To do ::
The records below are made of lines; count those holding the word "соответствии" and give the number only.

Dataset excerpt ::
══════════

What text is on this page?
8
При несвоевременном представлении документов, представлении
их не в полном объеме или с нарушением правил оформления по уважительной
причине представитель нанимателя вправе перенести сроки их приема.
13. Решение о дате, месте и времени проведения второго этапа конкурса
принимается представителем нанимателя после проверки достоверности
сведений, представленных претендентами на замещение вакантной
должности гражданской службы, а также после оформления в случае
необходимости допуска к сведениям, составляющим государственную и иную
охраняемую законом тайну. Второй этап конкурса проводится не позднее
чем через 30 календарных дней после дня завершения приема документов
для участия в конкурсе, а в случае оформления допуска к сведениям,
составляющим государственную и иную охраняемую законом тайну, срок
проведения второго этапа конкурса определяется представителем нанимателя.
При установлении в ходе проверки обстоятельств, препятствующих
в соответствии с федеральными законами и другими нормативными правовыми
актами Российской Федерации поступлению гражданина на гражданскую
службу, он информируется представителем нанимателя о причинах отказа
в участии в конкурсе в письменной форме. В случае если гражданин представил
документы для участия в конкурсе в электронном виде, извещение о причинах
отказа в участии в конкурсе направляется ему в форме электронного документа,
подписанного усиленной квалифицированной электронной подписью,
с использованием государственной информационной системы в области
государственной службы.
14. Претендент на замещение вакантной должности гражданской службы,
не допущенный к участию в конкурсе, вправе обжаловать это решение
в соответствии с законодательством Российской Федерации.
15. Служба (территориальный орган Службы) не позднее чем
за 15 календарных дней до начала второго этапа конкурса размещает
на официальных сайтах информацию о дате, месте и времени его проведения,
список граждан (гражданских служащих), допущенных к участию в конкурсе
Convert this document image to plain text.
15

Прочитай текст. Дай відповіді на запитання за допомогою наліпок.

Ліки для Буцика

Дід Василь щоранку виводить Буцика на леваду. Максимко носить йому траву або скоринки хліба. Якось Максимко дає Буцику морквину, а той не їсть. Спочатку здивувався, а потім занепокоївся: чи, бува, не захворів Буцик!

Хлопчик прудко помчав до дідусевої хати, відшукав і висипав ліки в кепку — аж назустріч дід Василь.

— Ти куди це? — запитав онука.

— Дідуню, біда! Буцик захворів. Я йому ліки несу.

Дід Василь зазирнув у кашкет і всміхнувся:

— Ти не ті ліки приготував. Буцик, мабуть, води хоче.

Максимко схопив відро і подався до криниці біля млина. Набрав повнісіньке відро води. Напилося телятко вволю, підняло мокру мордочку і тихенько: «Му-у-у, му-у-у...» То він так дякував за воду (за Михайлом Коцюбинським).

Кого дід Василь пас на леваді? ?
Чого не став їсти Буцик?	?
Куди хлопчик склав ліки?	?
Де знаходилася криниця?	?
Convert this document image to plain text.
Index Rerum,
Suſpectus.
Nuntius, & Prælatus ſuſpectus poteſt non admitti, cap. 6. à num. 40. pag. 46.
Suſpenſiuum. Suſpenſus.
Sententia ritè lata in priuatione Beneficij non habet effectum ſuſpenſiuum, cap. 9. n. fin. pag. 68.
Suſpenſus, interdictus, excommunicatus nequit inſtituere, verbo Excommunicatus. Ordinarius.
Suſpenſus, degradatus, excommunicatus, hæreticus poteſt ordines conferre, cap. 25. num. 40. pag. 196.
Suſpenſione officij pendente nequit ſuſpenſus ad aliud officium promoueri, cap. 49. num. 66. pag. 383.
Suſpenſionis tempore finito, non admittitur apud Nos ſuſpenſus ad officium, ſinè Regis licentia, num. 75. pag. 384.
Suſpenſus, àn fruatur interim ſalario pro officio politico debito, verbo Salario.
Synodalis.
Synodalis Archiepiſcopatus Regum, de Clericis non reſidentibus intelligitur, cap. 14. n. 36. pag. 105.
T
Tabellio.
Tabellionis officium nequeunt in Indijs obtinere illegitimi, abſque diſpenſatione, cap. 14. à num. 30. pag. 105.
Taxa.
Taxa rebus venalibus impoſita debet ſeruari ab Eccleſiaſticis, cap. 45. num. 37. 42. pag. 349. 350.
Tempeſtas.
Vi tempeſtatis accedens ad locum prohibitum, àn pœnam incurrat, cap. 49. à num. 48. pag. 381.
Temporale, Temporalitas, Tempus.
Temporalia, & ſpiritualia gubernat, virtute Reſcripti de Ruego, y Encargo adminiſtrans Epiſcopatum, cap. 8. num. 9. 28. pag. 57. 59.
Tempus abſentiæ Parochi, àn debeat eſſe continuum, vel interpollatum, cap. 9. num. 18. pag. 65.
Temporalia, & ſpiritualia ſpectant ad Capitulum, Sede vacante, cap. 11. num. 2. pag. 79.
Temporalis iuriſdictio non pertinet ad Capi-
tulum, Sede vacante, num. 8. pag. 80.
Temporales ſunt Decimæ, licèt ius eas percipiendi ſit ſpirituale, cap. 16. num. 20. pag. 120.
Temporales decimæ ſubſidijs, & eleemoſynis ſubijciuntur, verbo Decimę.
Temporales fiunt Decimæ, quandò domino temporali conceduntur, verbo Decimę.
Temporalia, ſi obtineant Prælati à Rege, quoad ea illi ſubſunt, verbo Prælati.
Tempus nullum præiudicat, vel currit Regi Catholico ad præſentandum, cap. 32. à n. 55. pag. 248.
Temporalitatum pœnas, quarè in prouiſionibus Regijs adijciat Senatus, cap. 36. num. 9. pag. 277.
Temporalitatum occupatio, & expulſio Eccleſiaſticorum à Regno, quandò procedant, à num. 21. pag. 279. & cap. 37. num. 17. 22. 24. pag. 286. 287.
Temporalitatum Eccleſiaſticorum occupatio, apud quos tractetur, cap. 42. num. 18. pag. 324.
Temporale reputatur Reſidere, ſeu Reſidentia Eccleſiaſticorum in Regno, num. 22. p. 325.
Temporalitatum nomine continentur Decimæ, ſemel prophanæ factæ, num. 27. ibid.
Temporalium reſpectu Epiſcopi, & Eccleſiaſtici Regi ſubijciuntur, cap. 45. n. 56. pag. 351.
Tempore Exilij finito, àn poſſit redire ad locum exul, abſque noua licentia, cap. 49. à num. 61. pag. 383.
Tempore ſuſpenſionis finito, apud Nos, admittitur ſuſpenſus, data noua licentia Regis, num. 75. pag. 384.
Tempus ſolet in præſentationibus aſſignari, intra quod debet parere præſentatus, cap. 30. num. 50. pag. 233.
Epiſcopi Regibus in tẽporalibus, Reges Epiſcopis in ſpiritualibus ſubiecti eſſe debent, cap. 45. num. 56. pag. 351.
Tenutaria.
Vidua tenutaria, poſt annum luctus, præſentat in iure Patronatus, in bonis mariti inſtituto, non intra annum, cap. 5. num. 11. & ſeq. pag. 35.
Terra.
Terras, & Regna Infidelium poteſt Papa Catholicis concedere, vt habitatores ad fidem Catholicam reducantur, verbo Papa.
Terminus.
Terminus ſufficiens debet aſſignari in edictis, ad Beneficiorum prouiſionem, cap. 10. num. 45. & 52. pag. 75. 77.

══════════

Result for this task ::
2